Collected data
——————————

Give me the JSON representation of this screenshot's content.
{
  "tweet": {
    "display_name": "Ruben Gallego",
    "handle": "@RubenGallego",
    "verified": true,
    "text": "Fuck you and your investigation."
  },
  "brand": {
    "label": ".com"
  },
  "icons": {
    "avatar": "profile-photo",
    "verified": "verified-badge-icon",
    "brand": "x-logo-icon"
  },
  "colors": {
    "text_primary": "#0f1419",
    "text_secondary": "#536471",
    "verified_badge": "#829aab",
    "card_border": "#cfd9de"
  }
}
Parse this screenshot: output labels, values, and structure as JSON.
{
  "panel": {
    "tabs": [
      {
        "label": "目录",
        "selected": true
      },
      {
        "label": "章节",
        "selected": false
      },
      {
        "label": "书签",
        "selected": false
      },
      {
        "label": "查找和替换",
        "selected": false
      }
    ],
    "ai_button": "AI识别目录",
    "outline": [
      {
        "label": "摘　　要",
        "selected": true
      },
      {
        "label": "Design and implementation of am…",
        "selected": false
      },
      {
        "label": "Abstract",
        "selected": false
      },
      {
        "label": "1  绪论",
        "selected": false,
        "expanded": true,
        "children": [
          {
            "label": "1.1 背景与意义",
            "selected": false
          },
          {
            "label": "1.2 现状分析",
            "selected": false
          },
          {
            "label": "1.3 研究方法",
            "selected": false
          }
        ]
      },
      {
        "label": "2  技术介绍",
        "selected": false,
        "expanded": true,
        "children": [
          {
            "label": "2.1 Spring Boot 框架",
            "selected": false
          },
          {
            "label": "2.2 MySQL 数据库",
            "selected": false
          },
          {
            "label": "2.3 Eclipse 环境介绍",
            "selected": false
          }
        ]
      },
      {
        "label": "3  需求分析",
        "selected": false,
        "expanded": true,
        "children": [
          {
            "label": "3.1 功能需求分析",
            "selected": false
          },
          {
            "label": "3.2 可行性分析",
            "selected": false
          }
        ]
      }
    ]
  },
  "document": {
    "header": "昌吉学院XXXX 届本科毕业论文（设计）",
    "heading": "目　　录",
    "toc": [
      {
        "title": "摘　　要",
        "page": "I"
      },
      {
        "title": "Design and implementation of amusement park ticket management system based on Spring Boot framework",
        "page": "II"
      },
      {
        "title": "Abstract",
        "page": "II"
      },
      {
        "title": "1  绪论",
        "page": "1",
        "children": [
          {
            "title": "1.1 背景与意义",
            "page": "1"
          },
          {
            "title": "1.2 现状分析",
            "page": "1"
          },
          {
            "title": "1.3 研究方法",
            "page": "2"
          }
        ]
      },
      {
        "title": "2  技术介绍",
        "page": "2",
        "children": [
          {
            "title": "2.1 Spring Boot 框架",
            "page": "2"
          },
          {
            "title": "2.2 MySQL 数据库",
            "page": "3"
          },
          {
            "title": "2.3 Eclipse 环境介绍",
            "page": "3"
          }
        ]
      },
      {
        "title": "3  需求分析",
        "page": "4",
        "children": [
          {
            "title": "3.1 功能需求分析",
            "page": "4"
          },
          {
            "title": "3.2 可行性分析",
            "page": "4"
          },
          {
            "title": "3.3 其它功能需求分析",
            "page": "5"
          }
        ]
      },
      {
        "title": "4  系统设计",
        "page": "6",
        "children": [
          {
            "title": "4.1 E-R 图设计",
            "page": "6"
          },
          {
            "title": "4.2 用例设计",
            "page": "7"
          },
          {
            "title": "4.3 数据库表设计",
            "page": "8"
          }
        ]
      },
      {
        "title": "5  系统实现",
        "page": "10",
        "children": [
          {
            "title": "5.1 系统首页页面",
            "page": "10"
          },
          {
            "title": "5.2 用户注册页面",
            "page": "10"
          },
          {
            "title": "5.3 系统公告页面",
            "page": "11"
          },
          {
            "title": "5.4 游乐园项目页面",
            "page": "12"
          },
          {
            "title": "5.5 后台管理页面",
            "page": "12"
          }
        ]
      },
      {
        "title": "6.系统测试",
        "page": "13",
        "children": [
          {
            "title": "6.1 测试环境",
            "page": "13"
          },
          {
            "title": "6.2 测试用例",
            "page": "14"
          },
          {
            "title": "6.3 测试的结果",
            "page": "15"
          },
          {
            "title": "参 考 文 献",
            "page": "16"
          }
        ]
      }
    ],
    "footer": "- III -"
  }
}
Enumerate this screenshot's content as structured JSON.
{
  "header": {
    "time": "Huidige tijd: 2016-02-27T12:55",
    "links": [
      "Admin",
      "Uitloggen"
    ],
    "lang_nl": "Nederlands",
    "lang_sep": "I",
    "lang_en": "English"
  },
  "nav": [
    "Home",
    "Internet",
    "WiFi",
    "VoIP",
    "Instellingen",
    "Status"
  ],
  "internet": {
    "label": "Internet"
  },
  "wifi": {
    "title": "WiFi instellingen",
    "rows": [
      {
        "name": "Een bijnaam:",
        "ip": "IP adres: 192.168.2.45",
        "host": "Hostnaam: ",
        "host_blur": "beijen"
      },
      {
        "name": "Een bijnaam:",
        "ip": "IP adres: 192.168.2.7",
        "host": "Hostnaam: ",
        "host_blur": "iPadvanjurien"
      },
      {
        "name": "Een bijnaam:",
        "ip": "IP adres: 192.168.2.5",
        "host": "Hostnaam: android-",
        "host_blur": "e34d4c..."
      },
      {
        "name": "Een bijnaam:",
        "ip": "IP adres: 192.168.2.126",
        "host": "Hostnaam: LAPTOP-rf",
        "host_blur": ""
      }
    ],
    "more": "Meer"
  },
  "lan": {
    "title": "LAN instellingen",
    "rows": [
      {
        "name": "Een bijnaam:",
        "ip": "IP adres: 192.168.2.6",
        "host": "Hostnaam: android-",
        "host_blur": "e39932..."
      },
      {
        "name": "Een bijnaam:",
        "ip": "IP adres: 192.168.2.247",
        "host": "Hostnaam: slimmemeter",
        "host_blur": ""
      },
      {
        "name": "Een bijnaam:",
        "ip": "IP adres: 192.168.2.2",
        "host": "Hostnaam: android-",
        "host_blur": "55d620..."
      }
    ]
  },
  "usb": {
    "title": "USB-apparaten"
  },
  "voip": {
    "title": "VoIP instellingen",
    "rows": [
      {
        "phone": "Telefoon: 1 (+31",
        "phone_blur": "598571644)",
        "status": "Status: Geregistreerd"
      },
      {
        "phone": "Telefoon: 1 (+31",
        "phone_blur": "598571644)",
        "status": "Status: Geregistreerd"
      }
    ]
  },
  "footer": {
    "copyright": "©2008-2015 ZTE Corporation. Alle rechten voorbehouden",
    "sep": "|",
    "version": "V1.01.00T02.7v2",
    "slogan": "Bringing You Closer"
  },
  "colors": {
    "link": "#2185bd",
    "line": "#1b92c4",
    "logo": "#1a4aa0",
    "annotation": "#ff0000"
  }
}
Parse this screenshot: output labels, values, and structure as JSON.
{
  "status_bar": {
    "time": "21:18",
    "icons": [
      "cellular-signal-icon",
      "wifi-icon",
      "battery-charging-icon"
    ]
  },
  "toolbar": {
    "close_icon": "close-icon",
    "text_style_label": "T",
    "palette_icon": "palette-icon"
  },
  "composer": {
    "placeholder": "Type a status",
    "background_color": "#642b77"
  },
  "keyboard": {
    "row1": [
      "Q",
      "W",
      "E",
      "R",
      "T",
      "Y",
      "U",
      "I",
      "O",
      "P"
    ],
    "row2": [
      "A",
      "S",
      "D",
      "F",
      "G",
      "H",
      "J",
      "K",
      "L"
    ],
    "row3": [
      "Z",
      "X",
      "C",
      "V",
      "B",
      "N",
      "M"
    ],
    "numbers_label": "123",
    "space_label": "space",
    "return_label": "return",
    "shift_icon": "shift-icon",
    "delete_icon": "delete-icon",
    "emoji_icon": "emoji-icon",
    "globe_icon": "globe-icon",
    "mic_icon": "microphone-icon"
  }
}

——————————

*Written problem:*
Pull out each line of the records holding the string "implementation".

*Task result:*
        "label": "Design and implementation of am…",
        "title": "Design and implementation of amusement park ticket management system based on Spring Boot framework",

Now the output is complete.